Input for this task
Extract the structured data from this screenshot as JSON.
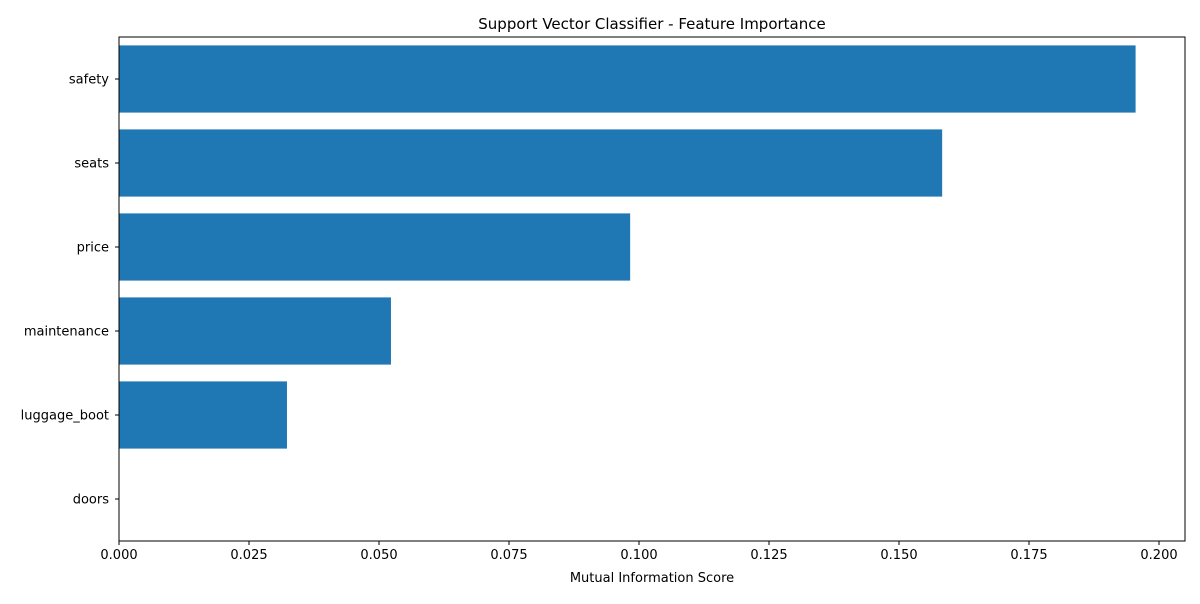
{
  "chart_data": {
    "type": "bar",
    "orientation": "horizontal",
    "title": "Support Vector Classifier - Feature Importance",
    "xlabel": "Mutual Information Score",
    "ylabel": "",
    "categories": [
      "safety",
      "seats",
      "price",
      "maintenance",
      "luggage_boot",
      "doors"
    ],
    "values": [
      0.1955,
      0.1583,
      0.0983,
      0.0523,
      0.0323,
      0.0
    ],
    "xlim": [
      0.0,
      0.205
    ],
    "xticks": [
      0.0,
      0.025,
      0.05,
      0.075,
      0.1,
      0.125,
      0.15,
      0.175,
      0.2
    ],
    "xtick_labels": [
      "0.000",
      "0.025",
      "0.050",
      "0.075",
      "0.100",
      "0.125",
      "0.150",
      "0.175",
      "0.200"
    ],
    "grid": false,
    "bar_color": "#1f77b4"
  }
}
==
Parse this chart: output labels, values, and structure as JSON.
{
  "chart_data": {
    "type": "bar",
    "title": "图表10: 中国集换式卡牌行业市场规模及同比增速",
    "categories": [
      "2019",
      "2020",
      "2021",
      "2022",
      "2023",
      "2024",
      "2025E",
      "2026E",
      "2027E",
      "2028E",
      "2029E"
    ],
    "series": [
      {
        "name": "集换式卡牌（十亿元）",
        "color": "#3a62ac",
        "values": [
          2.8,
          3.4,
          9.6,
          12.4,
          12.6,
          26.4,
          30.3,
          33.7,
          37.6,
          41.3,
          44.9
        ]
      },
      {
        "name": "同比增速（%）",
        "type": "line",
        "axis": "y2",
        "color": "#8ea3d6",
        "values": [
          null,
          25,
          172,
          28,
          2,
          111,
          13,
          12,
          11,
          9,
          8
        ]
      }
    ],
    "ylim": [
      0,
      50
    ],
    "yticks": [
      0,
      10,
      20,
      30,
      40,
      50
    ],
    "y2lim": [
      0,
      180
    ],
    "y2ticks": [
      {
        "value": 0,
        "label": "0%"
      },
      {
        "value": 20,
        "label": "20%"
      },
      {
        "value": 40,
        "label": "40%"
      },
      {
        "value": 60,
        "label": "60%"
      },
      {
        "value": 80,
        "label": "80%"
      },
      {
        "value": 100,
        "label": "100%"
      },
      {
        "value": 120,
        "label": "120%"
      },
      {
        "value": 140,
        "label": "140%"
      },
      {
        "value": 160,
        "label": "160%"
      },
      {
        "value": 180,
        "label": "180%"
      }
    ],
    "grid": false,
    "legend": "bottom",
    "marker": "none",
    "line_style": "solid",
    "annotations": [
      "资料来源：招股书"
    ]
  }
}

Your task
Look through the entries above; copy each line where the string "title" appears.

Answer to the exercise
    "title": "Support Vector Classifier - Feature Importance",
    "title": "图表10: 中国集换式卡牌行业市场规模及同比增速",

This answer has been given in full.